## WORK ITEM:
Retype all data exactly as given. Pictures should not be retyped.

-------------------------

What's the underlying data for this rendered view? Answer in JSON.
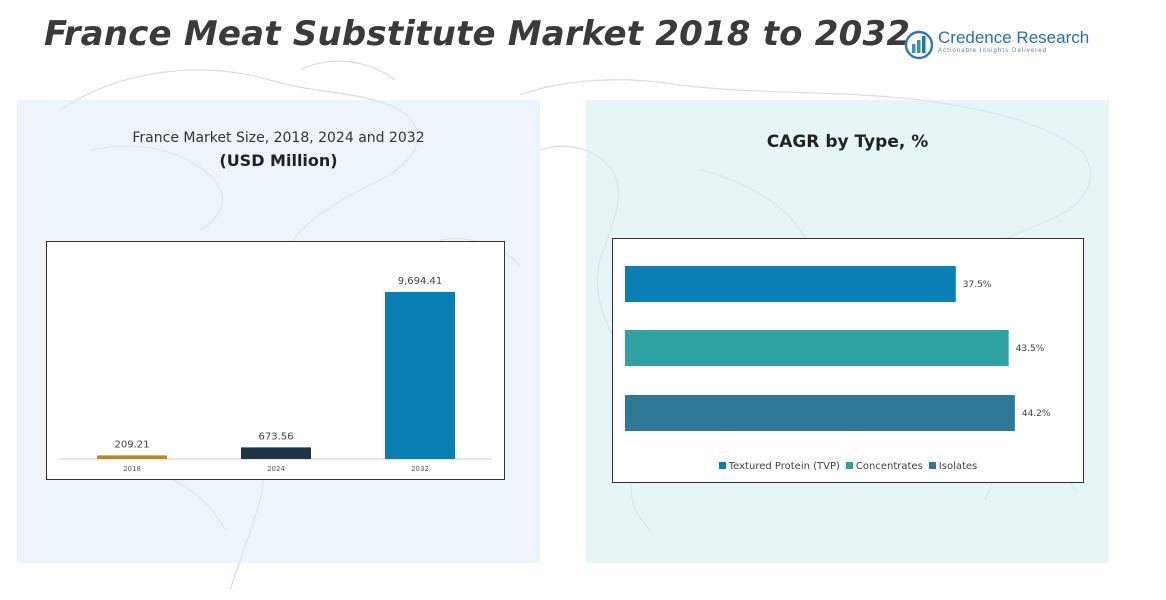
{
  "header": {
    "title": "France Meat Substitute Market 2018 to 2032"
  },
  "logo": {
    "name": "Credence Research",
    "tagline": "Actionable Insights Delivered",
    "icon": "bar-chart-logo-icon"
  },
  "left_panel": {
    "subtitle": "France Market Size, 2018, 2024 and 2032",
    "unit": "(USD Million)"
  },
  "right_panel": {
    "title": "CAGR by Type, %"
  },
  "chart_data": [
    {
      "type": "bar",
      "title": "France Market Size, 2018, 2024 and 2032",
      "ylabel": "(USD Million)",
      "categories": [
        "2018",
        "2024",
        "2032"
      ],
      "values": [
        209.21,
        673.56,
        9694.41
      ],
      "labels": [
        "209.21",
        "673.56",
        "9,694.41"
      ],
      "colors": [
        "#b88a1c",
        "#1d3544",
        "#0a7fb4"
      ],
      "ylim": [
        0,
        10500
      ],
      "grid": false,
      "legend": "none"
    },
    {
      "type": "bar",
      "orientation": "horizontal",
      "title": "CAGR by Type, %",
      "categories": [
        "Textured Protein (TVP)",
        "Concentrates",
        "Isolates"
      ],
      "values": [
        37.5,
        43.5,
        44.2
      ],
      "labels": [
        "37.5%",
        "43.5%",
        "44.2%"
      ],
      "colors": [
        "#0a7fb4",
        "#2fa3a3",
        "#2e7898"
      ],
      "xlim": [
        0,
        50
      ],
      "grid": false,
      "legend": "bottom"
    }
  ]
}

-------------------------

## THE ANSWER:
What's the underlying data for this rendered view? Answer in JSON.
{
  "header": {
    "title": "France Meat Substitute Market 2018 to 2032"
  },
  "logo": {
    "name": "Credence Research",
    "tagline": "Actionable Insights Delivered",
    "icon": "bar-chart-logo-icon"
  },
  "left_panel": {
    "subtitle": "France Market Size, 2018, 2024 and 2032",
    "unit": "(USD Million)"
  },
  "right_panel": {
    "title": "CAGR by Type, %"
  },
  "chart_data": [
    {
      "type": "bar",
      "title": "France Market Size, 2018, 2024 and 2032",
      "ylabel": "(USD Million)",
      "categories": [
        "2018",
        "2024",
        "2032"
      ],
      "values": [
        209.21,
        673.56,
        9694.41
      ],
      "labels": [
        "209.21",
        "673.56",
        "9,694.41"
      ],
      "colors": [
        "#b88a1c",
        "#1d3544",
        "#0a7fb4"
      ],
      "ylim": [
        0,
        10500
      ],
      "grid": false,
      "legend": "none"
    },
    {
      "type": "bar",
      "orientation": "horizontal",
      "title": "CAGR by Type, %",
      "categories": [
        "Textured Protein (TVP)",
        "Concentrates",
        "Isolates"
      ],
      "values": [
        37.5,
        43.5,
        44.2
      ],
      "labels": [
        "37.5%",
        "43.5%",
        "44.2%"
      ],
      "colors": [
        "#0a7fb4",
        "#2fa3a3",
        "#2e7898"
      ],
      "xlim": [
        0,
        50
      ],
      "grid": false,
      "legend": "bottom"
    }
  ]
}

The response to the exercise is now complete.